What you will do
Go through the listing and write out all of it exactly.
-- Start Material provided --
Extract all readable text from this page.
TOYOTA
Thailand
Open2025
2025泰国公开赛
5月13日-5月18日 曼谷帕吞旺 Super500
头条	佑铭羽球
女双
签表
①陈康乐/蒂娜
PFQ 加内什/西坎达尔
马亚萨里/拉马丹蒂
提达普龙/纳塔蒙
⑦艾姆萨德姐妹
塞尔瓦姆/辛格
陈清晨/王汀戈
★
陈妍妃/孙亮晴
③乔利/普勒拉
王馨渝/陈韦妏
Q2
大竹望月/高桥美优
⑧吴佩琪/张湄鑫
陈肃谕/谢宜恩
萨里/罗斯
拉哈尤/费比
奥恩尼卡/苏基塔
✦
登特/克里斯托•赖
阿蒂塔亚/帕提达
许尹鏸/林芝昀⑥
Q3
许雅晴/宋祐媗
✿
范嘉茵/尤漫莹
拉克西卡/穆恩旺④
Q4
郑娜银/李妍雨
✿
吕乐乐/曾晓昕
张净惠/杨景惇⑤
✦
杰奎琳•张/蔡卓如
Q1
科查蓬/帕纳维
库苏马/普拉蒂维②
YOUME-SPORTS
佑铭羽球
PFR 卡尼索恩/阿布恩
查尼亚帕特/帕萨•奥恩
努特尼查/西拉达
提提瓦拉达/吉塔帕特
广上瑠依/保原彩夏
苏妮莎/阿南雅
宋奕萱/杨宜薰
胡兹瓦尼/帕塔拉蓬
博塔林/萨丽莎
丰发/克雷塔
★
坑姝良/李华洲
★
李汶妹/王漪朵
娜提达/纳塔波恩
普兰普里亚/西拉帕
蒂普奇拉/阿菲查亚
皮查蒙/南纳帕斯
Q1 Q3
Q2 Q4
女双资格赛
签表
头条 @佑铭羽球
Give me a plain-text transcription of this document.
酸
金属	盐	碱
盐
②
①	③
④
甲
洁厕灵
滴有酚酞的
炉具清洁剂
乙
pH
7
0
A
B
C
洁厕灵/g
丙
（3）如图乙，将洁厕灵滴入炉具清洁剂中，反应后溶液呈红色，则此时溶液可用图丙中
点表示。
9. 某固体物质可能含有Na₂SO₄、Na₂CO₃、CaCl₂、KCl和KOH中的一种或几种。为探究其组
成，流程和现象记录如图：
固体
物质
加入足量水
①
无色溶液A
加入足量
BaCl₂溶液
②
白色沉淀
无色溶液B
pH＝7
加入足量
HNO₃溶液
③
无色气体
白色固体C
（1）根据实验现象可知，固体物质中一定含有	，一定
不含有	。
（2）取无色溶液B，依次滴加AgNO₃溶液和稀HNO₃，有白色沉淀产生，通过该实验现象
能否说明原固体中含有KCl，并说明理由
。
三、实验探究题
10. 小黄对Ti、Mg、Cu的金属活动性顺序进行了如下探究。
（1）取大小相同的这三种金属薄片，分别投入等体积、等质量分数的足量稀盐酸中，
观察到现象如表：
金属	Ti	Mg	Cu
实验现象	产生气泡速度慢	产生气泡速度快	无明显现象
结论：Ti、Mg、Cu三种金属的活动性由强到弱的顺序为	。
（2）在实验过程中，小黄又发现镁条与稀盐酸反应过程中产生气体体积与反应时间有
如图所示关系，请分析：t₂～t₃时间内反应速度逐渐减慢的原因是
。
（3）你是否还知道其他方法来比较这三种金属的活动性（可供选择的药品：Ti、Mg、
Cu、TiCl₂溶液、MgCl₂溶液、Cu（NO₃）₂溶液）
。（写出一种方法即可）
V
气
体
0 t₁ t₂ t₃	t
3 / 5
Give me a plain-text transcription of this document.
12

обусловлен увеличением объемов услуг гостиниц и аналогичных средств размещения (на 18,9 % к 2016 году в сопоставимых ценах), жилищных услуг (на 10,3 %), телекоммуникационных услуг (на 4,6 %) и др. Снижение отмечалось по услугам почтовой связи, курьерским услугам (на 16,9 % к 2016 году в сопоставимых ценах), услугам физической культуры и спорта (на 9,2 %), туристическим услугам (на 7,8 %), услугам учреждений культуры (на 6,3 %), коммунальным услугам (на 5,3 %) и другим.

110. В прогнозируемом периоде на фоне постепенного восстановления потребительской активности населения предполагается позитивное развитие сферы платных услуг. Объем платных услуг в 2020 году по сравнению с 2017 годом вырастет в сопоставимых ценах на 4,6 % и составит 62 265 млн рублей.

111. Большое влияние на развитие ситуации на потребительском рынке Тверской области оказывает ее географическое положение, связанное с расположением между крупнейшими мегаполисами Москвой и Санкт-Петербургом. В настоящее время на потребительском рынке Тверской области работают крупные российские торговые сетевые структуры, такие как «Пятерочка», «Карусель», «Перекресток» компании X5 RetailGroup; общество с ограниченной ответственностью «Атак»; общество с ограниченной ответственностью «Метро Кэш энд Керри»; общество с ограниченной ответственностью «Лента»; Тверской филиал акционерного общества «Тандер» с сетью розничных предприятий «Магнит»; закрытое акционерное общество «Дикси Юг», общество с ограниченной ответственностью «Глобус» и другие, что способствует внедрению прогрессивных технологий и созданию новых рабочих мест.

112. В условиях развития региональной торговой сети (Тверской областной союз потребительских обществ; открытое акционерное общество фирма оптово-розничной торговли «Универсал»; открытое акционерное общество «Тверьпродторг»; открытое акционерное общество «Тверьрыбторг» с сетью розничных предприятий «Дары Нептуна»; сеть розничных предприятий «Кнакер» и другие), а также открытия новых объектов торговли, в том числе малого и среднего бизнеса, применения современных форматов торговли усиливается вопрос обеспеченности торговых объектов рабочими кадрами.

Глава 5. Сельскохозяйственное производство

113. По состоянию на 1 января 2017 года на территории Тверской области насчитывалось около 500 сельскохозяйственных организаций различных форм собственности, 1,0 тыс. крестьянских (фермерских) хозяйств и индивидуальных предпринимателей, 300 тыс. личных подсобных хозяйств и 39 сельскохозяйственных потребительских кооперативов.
-- End Material provided --
Exercise result
Extract all readable text from this page.
TOYOTA
Thailand
Open2025
2025泰国公开赛
5月13日-5月18日 曼谷帕吞旺 Super500
头条	佑铭羽球
女双
签表
①陈康乐/蒂娜
PFQ 加内什/西坎达尔
马亚萨里/拉马丹蒂
提达普龙/纳塔蒙
⑦艾姆萨德姐妹
塞尔瓦姆/辛格
陈清晨/王汀戈
★
陈妍妃/孙亮晴
③乔利/普勒拉
王馨渝/陈韦妏
Q2
大竹望月/高桥美优
⑧吴佩琪/张湄鑫
陈肃谕/谢宜恩
萨里/罗斯
拉哈尤/费比
奥恩尼卡/苏基塔
✦
登特/克里斯托•赖
阿蒂塔亚/帕提达
许尹鏸/林芝昀⑥
Q3
许雅晴/宋祐媗
✿
范嘉茵/尤漫莹
拉克西卡/穆恩旺④
Q4
郑娜银/李妍雨
✿
吕乐乐/曾晓昕
张净惠/杨景惇⑤
✦
杰奎琳•张/蔡卓如
Q1
科查蓬/帕纳维
库苏马/普拉蒂维②
YOUME-SPORTS
佑铭羽球
PFR 卡尼索恩/阿布恩
查尼亚帕特/帕萨•奥恩
努特尼查/西拉达
提提瓦拉达/吉塔帕特
广上瑠依/保原彩夏
苏妮莎/阿南雅
宋奕萱/杨宜薰
胡兹瓦尼/帕塔拉蓬
博塔林/萨丽莎
丰发/克雷塔
★
坑姝良/李华洲
★
李汶妹/王漪朵
娜提达/纳塔波恩
普兰普里亚/西拉帕
蒂普奇拉/阿菲查亚
皮查蒙/南纳帕斯
Q1 Q3
Q2 Q4
女双资格赛
签表
头条 @佑铭羽球
Give me a plain-text transcription of this document.
酸
金属	盐	碱
盐
②
①	③
④
甲
洁厕灵
滴有酚酞的
炉具清洁剂
乙
pH
7
0
A
B
C
洁厕灵/g
丙
（3）如图乙，将洁厕灵滴入炉具清洁剂中，反应后溶液呈红色，则此时溶液可用图丙中
点表示。
9. 某固体物质可能含有Na₂SO₄、Na₂CO₃、CaCl₂、KCl和KOH中的一种或几种。为探究其组
成，流程和现象记录如图：
固体
物质
加入足量水
①
无色溶液A
加入足量
BaCl₂溶液
②
白色沉淀
无色溶液B
pH＝7
加入足量
HNO₃溶液
③
无色气体
白色固体C
（1）根据实验现象可知，固体物质中一定含有	，一定
不含有	。
（2）取无色溶液B，依次滴加AgNO₃溶液和稀HNO₃，有白色沉淀产生，通过该实验现象
能否说明原固体中含有KCl，并说明理由
。
三、实验探究题
10. 小黄对Ti、Mg、Cu的金属活动性顺序进行了如下探究。
（1）取大小相同的这三种金属薄片，分别投入等体积、等质量分数的足量稀盐酸中，
观察到现象如表：
金属	Ti	Mg	Cu
实验现象	产生气泡速度慢	产生气泡速度快	无明显现象
结论：Ti、Mg、Cu三种金属的活动性由强到弱的顺序为	。
（2）在实验过程中，小黄又发现镁条与稀盐酸反应过程中产生气体体积与反应时间有
如图所示关系，请分析：t₂～t₃时间内反应速度逐渐减慢的原因是
。
（3）你是否还知道其他方法来比较这三种金属的活动性（可供选择的药品：Ti、Mg、
Cu、TiCl₂溶液、MgCl₂溶液、Cu（NO₃）₂溶液）
。（写出一种方法即可）
V
气
体
0 t₁ t₂ t₃	t
3 / 5
Give me a plain-text transcription of this document.
12

обусловлен увеличением объемов услуг гостиниц и аналогичных средств размещения (на 18,9 % к 2016 году в сопоставимых ценах), жилищных услуг (на 10,3 %), телекоммуникационных услуг (на 4,6 %) и др. Снижение отмечалось по услугам почтовой связи, курьерским услугам (на 16,9 % к 2016 году в сопоставимых ценах), услугам физической культуры и спорта (на 9,2 %), туристическим услугам (на 7,8 %), услугам учреждений культуры (на 6,3 %), коммунальным услугам (на 5,3 %) и другим.

110. В прогнозируемом периоде на фоне постепенного восстановления потребительской активности населения предполагается позитивное развитие сферы платных услуг. Объем платных услуг в 2020 году по сравнению с 2017 годом вырастет в сопоставимых ценах на 4,6 % и составит 62 265 млн рублей.

111. Большое влияние на развитие ситуации на потребительском рынке Тверской области оказывает ее географическое положение, связанное с расположением между крупнейшими мегаполисами Москвой и Санкт-Петербургом. В настоящее время на потребительском рынке Тверской области работают крупные российские торговые сетевые структуры, такие как «Пятерочка», «Карусель», «Перекресток» компании X5 RetailGroup; общество с ограниченной ответственностью «Атак»; общество с ограниченной ответственностью «Метро Кэш энд Керри»; общество с ограниченной ответственностью «Лента»; Тверской филиал акционерного общества «Тандер» с сетью розничных предприятий «Магнит»; закрытое акционерное общество «Дикси Юг», общество с ограниченной ответственностью «Глобус» и другие, что способствует внедрению прогрессивных технологий и созданию новых рабочих мест.

112. В условиях развития региональной торговой сети (Тверской областной союз потребительских обществ; открытое акционерное общество фирма оптово-розничной торговли «Универсал»; открытое акционерное общество «Тверьпродторг»; открытое акционерное общество «Тверьрыбторг» с сетью розничных предприятий «Дары Нептуна»; сеть розничных предприятий «Кнакер» и другие), а также открытия новых объектов торговли, в том числе малого и среднего бизнеса, применения современных форматов торговли усиливается вопрос обеспеченности торговых объектов рабочими кадрами.

Глава 5. Сельскохозяйственное производство

113. По состоянию на 1 января 2017 года на территории Тверской области насчитывалось около 500 сельскохозяйственных организаций различных форм собственности, 1,0 тыс. крестьянских (фермерских) хозяйств и индивидуальных предпринимателей, 300 тыс. личных подсобных хозяйств и 39 сельскохозяйственных потребительских кооперативов.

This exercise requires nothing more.